▸ **Data for the task**:
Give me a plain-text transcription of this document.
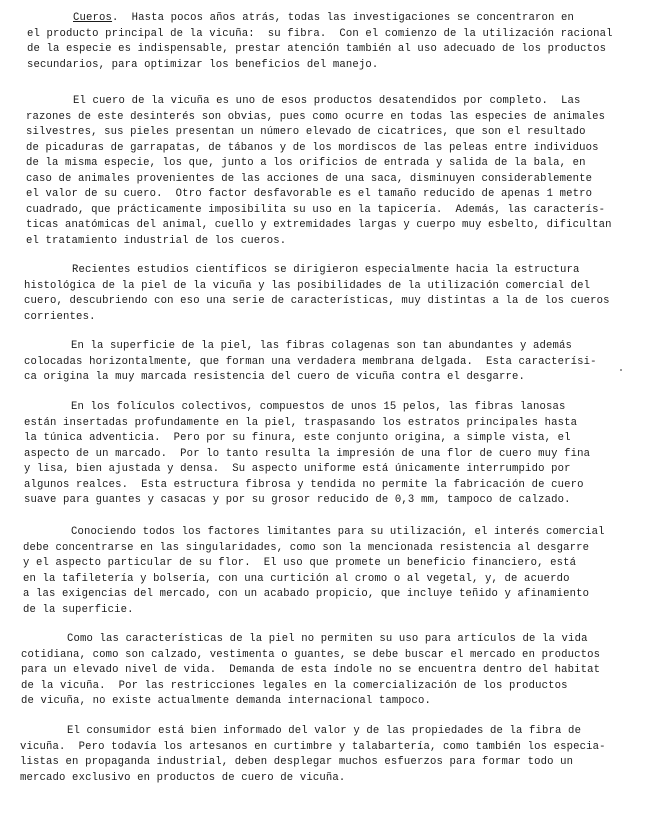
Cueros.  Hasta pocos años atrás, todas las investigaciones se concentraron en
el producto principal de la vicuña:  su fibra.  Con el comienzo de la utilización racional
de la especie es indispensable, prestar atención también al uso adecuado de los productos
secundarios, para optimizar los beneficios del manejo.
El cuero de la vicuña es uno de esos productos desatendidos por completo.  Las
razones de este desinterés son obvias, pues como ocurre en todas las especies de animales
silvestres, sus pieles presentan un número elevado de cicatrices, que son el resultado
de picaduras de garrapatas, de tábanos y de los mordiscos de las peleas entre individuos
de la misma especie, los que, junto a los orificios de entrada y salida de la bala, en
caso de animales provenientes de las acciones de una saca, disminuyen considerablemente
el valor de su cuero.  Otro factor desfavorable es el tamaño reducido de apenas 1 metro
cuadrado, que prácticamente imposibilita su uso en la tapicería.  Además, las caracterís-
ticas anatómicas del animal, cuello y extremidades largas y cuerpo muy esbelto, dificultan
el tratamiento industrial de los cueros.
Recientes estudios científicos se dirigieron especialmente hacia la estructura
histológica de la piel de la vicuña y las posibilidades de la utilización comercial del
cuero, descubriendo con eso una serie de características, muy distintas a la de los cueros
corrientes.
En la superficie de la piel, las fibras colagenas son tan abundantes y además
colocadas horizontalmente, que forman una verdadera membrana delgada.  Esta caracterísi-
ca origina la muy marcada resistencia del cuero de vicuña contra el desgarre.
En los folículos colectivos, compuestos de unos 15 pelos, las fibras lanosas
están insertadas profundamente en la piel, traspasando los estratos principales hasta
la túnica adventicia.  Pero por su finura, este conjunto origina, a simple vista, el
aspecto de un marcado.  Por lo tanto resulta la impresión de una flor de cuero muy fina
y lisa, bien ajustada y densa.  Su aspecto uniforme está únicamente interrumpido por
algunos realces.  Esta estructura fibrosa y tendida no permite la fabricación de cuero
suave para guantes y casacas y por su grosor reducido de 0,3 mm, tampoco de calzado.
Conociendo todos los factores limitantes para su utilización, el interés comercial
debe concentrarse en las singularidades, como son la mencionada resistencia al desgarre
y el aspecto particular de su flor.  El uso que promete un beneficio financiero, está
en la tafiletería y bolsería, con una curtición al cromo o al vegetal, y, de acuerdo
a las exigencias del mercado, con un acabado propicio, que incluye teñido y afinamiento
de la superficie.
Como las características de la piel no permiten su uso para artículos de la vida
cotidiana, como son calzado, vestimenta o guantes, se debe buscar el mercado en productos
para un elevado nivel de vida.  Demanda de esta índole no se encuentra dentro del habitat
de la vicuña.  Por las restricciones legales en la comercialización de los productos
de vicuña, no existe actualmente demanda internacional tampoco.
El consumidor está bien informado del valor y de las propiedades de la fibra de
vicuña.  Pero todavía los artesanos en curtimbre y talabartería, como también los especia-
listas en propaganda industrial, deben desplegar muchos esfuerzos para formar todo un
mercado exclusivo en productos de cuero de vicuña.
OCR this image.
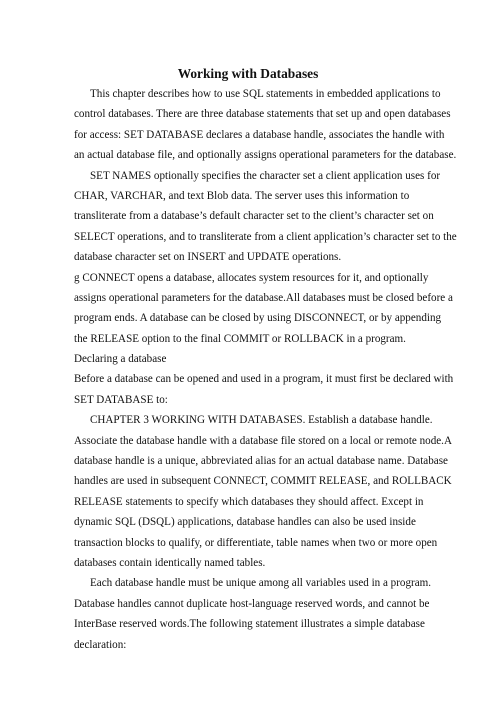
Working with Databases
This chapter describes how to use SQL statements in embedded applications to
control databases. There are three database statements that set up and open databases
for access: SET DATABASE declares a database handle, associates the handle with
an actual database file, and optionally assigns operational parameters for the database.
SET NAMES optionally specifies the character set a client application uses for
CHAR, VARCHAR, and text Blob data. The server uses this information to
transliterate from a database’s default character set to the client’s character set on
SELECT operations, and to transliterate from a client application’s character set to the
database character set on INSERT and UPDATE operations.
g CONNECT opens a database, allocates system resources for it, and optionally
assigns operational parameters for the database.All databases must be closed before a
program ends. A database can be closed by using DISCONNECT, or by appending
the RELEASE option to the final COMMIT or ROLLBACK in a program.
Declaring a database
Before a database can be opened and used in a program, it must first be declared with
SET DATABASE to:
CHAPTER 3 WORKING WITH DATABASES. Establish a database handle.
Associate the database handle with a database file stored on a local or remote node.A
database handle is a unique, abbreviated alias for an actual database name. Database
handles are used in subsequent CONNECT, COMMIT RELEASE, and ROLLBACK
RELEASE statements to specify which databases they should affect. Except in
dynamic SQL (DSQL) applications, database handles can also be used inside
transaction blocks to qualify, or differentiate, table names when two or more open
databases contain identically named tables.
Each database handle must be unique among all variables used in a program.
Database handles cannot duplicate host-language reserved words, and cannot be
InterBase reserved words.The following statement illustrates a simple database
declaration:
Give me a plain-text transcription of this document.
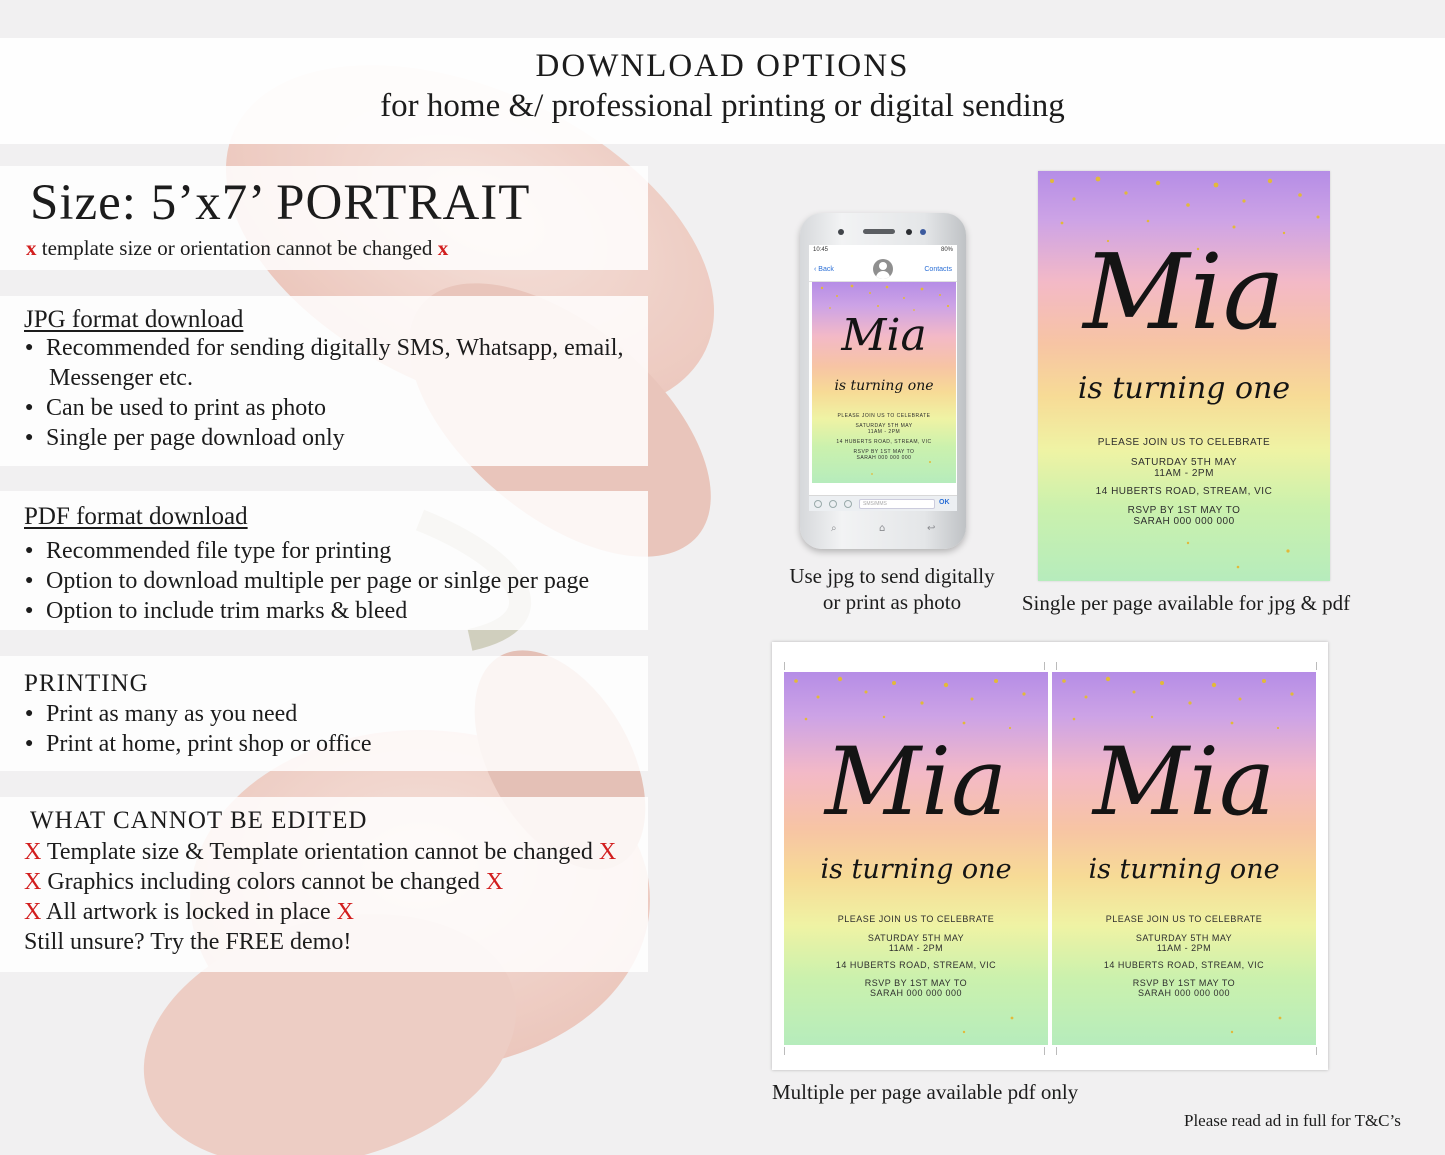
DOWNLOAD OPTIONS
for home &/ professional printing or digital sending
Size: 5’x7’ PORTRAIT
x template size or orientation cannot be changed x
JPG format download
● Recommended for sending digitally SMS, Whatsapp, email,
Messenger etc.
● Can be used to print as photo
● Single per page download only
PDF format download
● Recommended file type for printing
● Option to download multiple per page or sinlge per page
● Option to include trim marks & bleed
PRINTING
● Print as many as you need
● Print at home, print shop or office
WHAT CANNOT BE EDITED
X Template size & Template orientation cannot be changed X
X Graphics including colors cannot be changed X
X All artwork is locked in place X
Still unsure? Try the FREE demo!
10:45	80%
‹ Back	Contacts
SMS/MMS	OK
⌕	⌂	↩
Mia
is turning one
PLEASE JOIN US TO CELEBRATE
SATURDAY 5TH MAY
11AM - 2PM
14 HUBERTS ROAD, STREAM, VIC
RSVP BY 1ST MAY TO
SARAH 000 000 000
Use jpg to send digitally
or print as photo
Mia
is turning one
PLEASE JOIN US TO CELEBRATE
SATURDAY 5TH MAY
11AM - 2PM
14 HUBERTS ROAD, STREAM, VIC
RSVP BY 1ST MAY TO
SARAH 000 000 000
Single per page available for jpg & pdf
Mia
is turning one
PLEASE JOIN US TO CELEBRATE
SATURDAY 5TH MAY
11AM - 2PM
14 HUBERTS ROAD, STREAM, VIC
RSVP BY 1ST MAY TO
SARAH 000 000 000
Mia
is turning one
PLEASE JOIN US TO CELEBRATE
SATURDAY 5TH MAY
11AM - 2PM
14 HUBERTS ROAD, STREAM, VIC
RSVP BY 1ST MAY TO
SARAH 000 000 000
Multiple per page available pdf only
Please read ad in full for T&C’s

▸ **What the exercise asks**:
Leave out the pictures, and give all the records again exactly.

▸ **Written solution**:
Give me a plain-text transcription of this document.
Cueros.  Hasta pocos años atrás, todas las investigaciones se concentraron en
el producto principal de la vicuña:  su fibra.  Con el comienzo de la utilización racional
de la especie es indispensable, prestar atención también al uso adecuado de los productos
secundarios, para optimizar los beneficios del manejo.
El cuero de la vicuña es uno de esos productos desatendidos por completo.  Las
razones de este desinterés son obvias, pues como ocurre en todas las especies de animales
silvestres, sus pieles presentan un número elevado de cicatrices, que son el resultado
de picaduras de garrapatas, de tábanos y de los mordiscos de las peleas entre individuos
de la misma especie, los que, junto a los orificios de entrada y salida de la bala, en
caso de animales provenientes de las acciones de una saca, disminuyen considerablemente
el valor de su cuero.  Otro factor desfavorable es el tamaño reducido de apenas 1 metro
cuadrado, que prácticamente imposibilita su uso en la tapicería.  Además, las caracterís-
ticas anatómicas del animal, cuello y extremidades largas y cuerpo muy esbelto, dificultan
el tratamiento industrial de los cueros.
Recientes estudios científicos se dirigieron especialmente hacia la estructura
histológica de la piel de la vicuña y las posibilidades de la utilización comercial del
cuero, descubriendo con eso una serie de características, muy distintas a la de los cueros
corrientes.
En la superficie de la piel, las fibras colagenas son tan abundantes y además
colocadas horizontalmente, que forman una verdadera membrana delgada.  Esta caracterísi-
ca origina la muy marcada resistencia del cuero de vicuña contra el desgarre.
En los folículos colectivos, compuestos de unos 15 pelos, las fibras lanosas
están insertadas profundamente en la piel, traspasando los estratos principales hasta
la túnica adventicia.  Pero por su finura, este conjunto origina, a simple vista, el
aspecto de un marcado.  Por lo tanto resulta la impresión de una flor de cuero muy fina
y lisa, bien ajustada y densa.  Su aspecto uniforme está únicamente interrumpido por
algunos realces.  Esta estructura fibrosa y tendida no permite la fabricación de cuero
suave para guantes y casacas y por su grosor reducido de 0,3 mm, tampoco de calzado.
Conociendo todos los factores limitantes para su utilización, el interés comercial
debe concentrarse en las singularidades, como son la mencionada resistencia al desgarre
y el aspecto particular de su flor.  El uso que promete un beneficio financiero, está
en la tafiletería y bolsería, con una curtición al cromo o al vegetal, y, de acuerdo
a las exigencias del mercado, con un acabado propicio, que incluye teñido y afinamiento
de la superficie.
Como las características de la piel no permiten su uso para artículos de la vida
cotidiana, como son calzado, vestimenta o guantes, se debe buscar el mercado en productos
para un elevado nivel de vida.  Demanda de esta índole no se encuentra dentro del habitat
de la vicuña.  Por las restricciones legales en la comercialización de los productos
de vicuña, no existe actualmente demanda internacional tampoco.
El consumidor está bien informado del valor y de las propiedades de la fibra de
vicuña.  Pero todavía los artesanos en curtimbre y talabartería, como también los especia-
listas en propaganda industrial, deben desplegar muchos esfuerzos para formar todo un
mercado exclusivo en productos de cuero de vicuña.
OCR this image.
Working with Databases
This chapter describes how to use SQL statements in embedded applications to
control databases. There are three database statements that set up and open databases
for access: SET DATABASE declares a database handle, associates the handle with
an actual database file, and optionally assigns operational parameters for the database.
SET NAMES optionally specifies the character set a client application uses for
CHAR, VARCHAR, and text Blob data. The server uses this information to
transliterate from a database’s default character set to the client’s character set on
SELECT operations, and to transliterate from a client application’s character set to the
database character set on INSERT and UPDATE operations.
g CONNECT opens a database, allocates system resources for it, and optionally
assigns operational parameters for the database.All databases must be closed before a
program ends. A database can be closed by using DISCONNECT, or by appending
the RELEASE option to the final COMMIT or ROLLBACK in a program.
Declaring a database
Before a database can be opened and used in a program, it must first be declared with
SET DATABASE to:
CHAPTER 3 WORKING WITH DATABASES. Establish a database handle.
Associate the database handle with a database file stored on a local or remote node.A
database handle is a unique, abbreviated alias for an actual database name. Database
handles are used in subsequent CONNECT, COMMIT RELEASE, and ROLLBACK
RELEASE statements to specify which databases they should affect. Except in
dynamic SQL (DSQL) applications, database handles can also be used inside
transaction blocks to qualify, or differentiate, table names when two or more open
databases contain identically named tables.
Each database handle must be unique among all variables used in a program.
Database handles cannot duplicate host-language reserved words, and cannot be
InterBase reserved words.The following statement illustrates a simple database
declaration:
Give me a plain-text transcription of this document.
DOWNLOAD OPTIONS
for home &/ professional printing or digital sending
Size: 5’x7’ PORTRAIT
x template size or orientation cannot be changed x
JPG format download
● Recommended for sending digitally SMS, Whatsapp, email,
Messenger etc.
● Can be used to print as photo
● Single per page download only
PDF format download
● Recommended file type for printing
● Option to download multiple per page or sinlge per page
● Option to include trim marks & bleed
PRINTING
● Print as many as you need
● Print at home, print shop or office
WHAT CANNOT BE EDITED
X Template size & Template orientation cannot be changed X
X Graphics including colors cannot be changed X
X All artwork is locked in place X
Still unsure? Try the FREE demo!
10:45	80%
‹ Back	Contacts
SMS/MMS	OK
⌕	⌂	↩
Mia
is turning one
PLEASE JOIN US TO CELEBRATE
SATURDAY 5TH MAY
11AM - 2PM
14 HUBERTS ROAD, STREAM, VIC
RSVP BY 1ST MAY TO
SARAH 000 000 000
Use jpg to send digitally
or print as photo
Mia
is turning one
PLEASE JOIN US TO CELEBRATE
SATURDAY 5TH MAY
11AM - 2PM
14 HUBERTS ROAD, STREAM, VIC
RSVP BY 1ST MAY TO
SARAH 000 000 000
Single per page available for jpg & pdf
Mia
is turning one
PLEASE JOIN US TO CELEBRATE
SATURDAY 5TH MAY
11AM - 2PM
14 HUBERTS ROAD, STREAM, VIC
RSVP BY 1ST MAY TO
SARAH 000 000 000
Mia
is turning one
PLEASE JOIN US TO CELEBRATE
SATURDAY 5TH MAY
11AM - 2PM
14 HUBERTS ROAD, STREAM, VIC
RSVP BY 1ST MAY TO
SARAH 000 000 000
Multiple per page available pdf only
Please read ad in full for T&C’s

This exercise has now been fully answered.